Given task – From the material below, list every line containing "name".

::: Raw data

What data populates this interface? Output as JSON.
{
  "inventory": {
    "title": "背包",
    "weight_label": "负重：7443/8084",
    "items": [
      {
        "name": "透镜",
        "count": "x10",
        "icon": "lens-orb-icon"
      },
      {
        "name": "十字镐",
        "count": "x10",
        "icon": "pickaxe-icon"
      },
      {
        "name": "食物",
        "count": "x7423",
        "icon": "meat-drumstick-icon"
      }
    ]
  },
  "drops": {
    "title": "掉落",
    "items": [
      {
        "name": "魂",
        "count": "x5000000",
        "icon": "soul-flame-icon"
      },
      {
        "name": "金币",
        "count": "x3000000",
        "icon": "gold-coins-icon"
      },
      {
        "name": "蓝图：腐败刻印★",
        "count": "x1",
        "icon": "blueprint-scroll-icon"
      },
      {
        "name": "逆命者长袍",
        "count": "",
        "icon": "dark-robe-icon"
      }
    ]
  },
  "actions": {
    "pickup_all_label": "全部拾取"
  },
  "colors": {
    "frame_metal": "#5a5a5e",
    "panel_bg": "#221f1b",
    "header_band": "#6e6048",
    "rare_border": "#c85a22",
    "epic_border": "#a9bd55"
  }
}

::::::

Solution for this task –
        "name": "透镜",
        "name": "十字镐",
        "name": "食物",
        "name": "魂",
        "name": "金币",
        "name": "蓝图：腐败刻印★",
        "name": "逆命者长袍",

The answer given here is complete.